> [TO BE DONE] Provide an exact reproduction of every entry.

-- BEGIN DATA ROWS --

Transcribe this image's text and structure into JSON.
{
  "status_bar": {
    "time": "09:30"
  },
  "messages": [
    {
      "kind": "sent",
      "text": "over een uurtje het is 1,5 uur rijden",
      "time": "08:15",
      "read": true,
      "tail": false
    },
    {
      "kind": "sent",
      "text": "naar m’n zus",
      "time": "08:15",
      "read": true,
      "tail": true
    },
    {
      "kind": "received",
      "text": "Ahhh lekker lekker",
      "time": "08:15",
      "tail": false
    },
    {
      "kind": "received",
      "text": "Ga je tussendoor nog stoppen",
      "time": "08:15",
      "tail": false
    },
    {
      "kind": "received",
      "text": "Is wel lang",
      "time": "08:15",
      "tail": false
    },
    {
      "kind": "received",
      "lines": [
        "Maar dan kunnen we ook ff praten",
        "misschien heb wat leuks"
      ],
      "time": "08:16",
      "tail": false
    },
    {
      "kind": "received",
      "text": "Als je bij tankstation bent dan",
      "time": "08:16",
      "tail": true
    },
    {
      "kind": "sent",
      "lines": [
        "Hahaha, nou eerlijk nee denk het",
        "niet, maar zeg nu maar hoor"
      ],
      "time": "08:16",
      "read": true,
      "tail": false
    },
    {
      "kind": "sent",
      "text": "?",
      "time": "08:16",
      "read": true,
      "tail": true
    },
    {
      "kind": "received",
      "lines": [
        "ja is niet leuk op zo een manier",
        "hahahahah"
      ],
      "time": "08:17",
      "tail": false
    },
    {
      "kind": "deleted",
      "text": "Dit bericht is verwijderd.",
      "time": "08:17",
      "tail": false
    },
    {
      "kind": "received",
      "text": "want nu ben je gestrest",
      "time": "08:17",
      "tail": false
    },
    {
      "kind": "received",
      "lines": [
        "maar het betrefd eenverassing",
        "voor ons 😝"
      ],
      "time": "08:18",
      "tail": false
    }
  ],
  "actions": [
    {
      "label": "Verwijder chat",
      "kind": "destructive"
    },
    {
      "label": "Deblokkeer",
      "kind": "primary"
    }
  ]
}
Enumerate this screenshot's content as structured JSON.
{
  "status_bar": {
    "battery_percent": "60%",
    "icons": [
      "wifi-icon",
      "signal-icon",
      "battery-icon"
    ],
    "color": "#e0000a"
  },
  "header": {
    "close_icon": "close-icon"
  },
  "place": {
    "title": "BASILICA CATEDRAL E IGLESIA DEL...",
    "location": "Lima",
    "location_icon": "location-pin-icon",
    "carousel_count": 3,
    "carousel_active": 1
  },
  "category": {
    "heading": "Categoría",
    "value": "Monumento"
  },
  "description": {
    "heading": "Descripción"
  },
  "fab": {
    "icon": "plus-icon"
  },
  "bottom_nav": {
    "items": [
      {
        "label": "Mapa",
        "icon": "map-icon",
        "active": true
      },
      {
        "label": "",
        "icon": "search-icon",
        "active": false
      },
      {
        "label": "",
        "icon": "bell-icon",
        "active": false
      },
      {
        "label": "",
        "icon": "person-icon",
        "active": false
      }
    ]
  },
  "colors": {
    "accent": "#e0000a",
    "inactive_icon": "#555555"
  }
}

-- END DATA ROWS --

> [TASK RESPONSE]
Transcribe this image's text and structure into JSON.
{
  "status_bar": {
    "time": "09:30"
  },
  "messages": [
    {
      "kind": "sent",
      "text": "over een uurtje het is 1,5 uur rijden",
      "time": "08:15",
      "read": true,
      "tail": false
    },
    {
      "kind": "sent",
      "text": "naar m’n zus",
      "time": "08:15",
      "read": true,
      "tail": true
    },
    {
      "kind": "received",
      "text": "Ahhh lekker lekker",
      "time": "08:15",
      "tail": false
    },
    {
      "kind": "received",
      "text": "Ga je tussendoor nog stoppen",
      "time": "08:15",
      "tail": false
    },
    {
      "kind": "received",
      "text": "Is wel lang",
      "time": "08:15",
      "tail": false
    },
    {
      "kind": "received",
      "lines": [
        "Maar dan kunnen we ook ff praten",
        "misschien heb wat leuks"
      ],
      "time": "08:16",
      "tail": false
    },
    {
      "kind": "received",
      "text": "Als je bij tankstation bent dan",
      "time": "08:16",
      "tail": true
    },
    {
      "kind": "sent",
      "lines": [
        "Hahaha, nou eerlijk nee denk het",
        "niet, maar zeg nu maar hoor"
      ],
      "time": "08:16",
      "read": true,
      "tail": false
    },
    {
      "kind": "sent",
      "text": "?",
      "time": "08:16",
      "read": true,
      "tail": true
    },
    {
      "kind": "received",
      "lines": [
        "ja is niet leuk op zo een manier",
        "hahahahah"
      ],
      "time": "08:17",
      "tail": false
    },
    {
      "kind": "deleted",
      "text": "Dit bericht is verwijderd.",
      "time": "08:17",
      "tail": false
    },
    {
      "kind": "received",
      "text": "want nu ben je gestrest",
      "time": "08:17",
      "tail": false
    },
    {
      "kind": "received",
      "lines": [
        "maar het betrefd eenverassing",
        "voor ons 😝"
      ],
      "time": "08:18",
      "tail": false
    }
  ],
  "actions": [
    {
      "label": "Verwijder chat",
      "kind": "destructive"
    },
    {
      "label": "Deblokkeer",
      "kind": "primary"
    }
  ]
}
Enumerate this screenshot's content as structured JSON.
{
  "status_bar": {
    "battery_percent": "60%",
    "icons": [
      "wifi-icon",
      "signal-icon",
      "battery-icon"
    ],
    "color": "#e0000a"
  },
  "header": {
    "close_icon": "close-icon"
  },
  "place": {
    "title": "BASILICA CATEDRAL E IGLESIA DEL...",
    "location": "Lima",
    "location_icon": "location-pin-icon",
    "carousel_count": 3,
    "carousel_active": 1
  },
  "category": {
    "heading": "Categoría",
    "value": "Monumento"
  },
  "description": {
    "heading": "Descripción"
  },
  "fab": {
    "icon": "plus-icon"
  },
  "bottom_nav": {
    "items": [
      {
        "label": "Mapa",
        "icon": "map-icon",
        "active": true
      },
      {
        "label": "",
        "icon": "search-icon",
        "active": false
      },
      {
        "label": "",
        "icon": "bell-icon",
        "active": false
      },
      {
        "label": "",
        "icon": "person-icon",
        "active": false
      }
    ]
  },
  "colors": {
    "accent": "#e0000a",
    "inactive_icon": "#555555"
  }
}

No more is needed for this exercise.